§ MATERIAL PROVIDED:
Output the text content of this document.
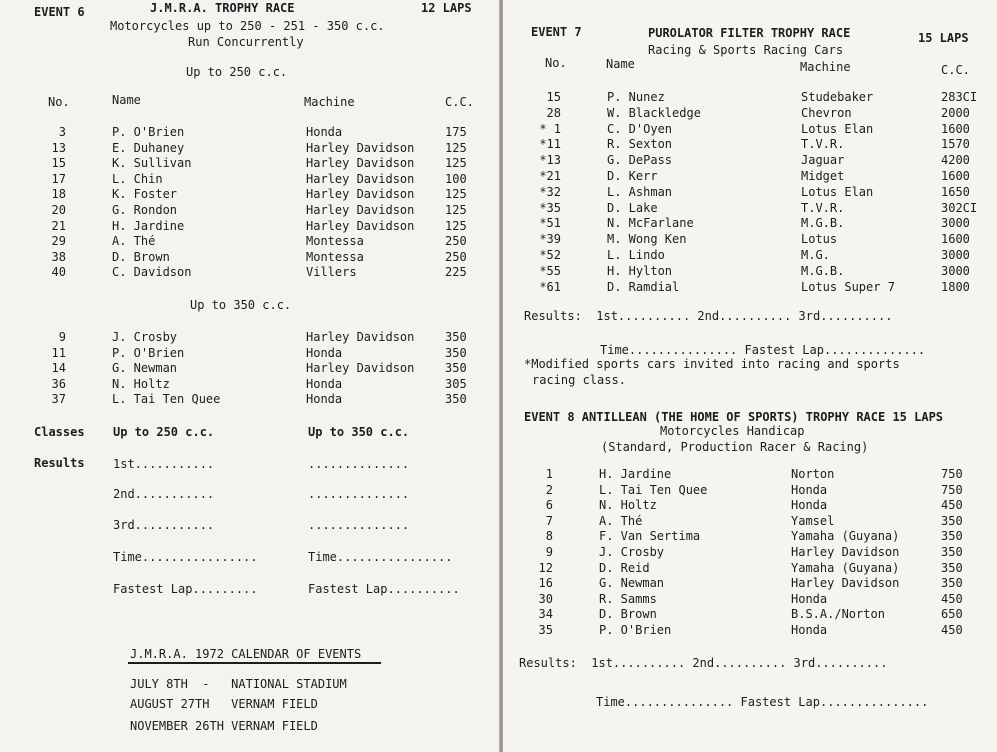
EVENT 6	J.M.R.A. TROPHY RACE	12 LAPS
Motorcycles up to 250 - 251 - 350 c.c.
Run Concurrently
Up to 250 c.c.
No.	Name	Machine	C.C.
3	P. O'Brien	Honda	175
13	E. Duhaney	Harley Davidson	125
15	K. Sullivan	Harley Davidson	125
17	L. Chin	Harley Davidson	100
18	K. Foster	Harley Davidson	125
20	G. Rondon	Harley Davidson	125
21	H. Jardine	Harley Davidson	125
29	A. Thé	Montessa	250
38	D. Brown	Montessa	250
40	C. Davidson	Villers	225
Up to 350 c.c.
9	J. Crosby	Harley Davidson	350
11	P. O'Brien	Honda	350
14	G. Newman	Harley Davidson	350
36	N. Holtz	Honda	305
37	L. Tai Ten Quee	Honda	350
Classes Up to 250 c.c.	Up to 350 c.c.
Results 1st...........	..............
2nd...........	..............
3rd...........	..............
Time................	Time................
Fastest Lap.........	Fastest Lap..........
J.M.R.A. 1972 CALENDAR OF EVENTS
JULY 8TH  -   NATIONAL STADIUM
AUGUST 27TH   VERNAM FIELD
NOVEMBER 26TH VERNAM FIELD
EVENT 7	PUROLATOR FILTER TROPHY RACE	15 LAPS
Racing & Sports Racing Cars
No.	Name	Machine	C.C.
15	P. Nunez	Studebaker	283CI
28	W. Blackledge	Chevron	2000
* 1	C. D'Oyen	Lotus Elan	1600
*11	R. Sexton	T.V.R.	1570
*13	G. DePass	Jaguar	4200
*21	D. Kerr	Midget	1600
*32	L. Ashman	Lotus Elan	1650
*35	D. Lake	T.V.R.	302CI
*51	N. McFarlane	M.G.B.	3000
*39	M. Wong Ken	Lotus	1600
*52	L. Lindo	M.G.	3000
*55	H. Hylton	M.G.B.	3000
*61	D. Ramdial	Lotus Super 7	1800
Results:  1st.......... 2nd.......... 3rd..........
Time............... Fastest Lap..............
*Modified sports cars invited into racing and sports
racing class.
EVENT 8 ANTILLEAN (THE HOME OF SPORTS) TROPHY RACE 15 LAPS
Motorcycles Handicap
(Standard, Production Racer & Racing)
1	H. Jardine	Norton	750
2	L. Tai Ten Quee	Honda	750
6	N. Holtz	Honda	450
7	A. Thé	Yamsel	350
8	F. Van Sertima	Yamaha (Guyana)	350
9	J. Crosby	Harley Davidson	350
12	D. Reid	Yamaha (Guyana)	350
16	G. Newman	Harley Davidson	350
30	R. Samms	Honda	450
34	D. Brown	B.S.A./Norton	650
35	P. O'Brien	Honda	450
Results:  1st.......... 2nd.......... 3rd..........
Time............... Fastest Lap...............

§ TASK OBJECTIVE: Transcribe the full listing above exactly, with the images removed.

§ THE OUTPUT:
Output the text content of this document.
EVENT 6	J.M.R.A. TROPHY RACE	12 LAPS
Motorcycles up to 250 - 251 - 350 c.c.
Run Concurrently
Up to 250 c.c.
No.	Name	Machine	C.C.
3	P. O'Brien	Honda	175
13	E. Duhaney	Harley Davidson	125
15	K. Sullivan	Harley Davidson	125
17	L. Chin	Harley Davidson	100
18	K. Foster	Harley Davidson	125
20	G. Rondon	Harley Davidson	125
21	H. Jardine	Harley Davidson	125
29	A. Thé	Montessa	250
38	D. Brown	Montessa	250
40	C. Davidson	Villers	225
Up to 350 c.c.
9	J. Crosby	Harley Davidson	350
11	P. O'Brien	Honda	350
14	G. Newman	Harley Davidson	350
36	N. Holtz	Honda	305
37	L. Tai Ten Quee	Honda	350
Classes Up to 250 c.c.	Up to 350 c.c.
Results 1st...........	..............
2nd...........	..............
3rd...........	..............
Time................	Time................
Fastest Lap.........	Fastest Lap..........
J.M.R.A. 1972 CALENDAR OF EVENTS
JULY 8TH  -   NATIONAL STADIUM
AUGUST 27TH   VERNAM FIELD
NOVEMBER 26TH VERNAM FIELD
EVENT 7	PUROLATOR FILTER TROPHY RACE	15 LAPS
Racing & Sports Racing Cars
No.	Name	Machine	C.C.
15	P. Nunez	Studebaker	283CI
28	W. Blackledge	Chevron	2000
* 1	C. D'Oyen	Lotus Elan	1600
*11	R. Sexton	T.V.R.	1570
*13	G. DePass	Jaguar	4200
*21	D. Kerr	Midget	1600
*32	L. Ashman	Lotus Elan	1650
*35	D. Lake	T.V.R.	302CI
*51	N. McFarlane	M.G.B.	3000
*39	M. Wong Ken	Lotus	1600
*52	L. Lindo	M.G.	3000
*55	H. Hylton	M.G.B.	3000
*61	D. Ramdial	Lotus Super 7	1800
Results:  1st.......... 2nd.......... 3rd..........
Time............... Fastest Lap..............
*Modified sports cars invited into racing and sports
racing class.
EVENT 8 ANTILLEAN (THE HOME OF SPORTS) TROPHY RACE 15 LAPS
Motorcycles Handicap
(Standard, Production Racer & Racing)
1	H. Jardine	Norton	750
2	L. Tai Ten Quee	Honda	750
6	N. Holtz	Honda	450
7	A. Thé	Yamsel	350
8	F. Van Sertima	Yamaha (Guyana)	350
9	J. Crosby	Harley Davidson	350
12	D. Reid	Yamaha (Guyana)	350
16	G. Newman	Harley Davidson	350
30	R. Samms	Honda	450
34	D. Brown	B.S.A./Norton	650
35	P. O'Brien	Honda	450
Results:  1st.......... 2nd.......... 3rd..........
Time............... Fastest Lap...............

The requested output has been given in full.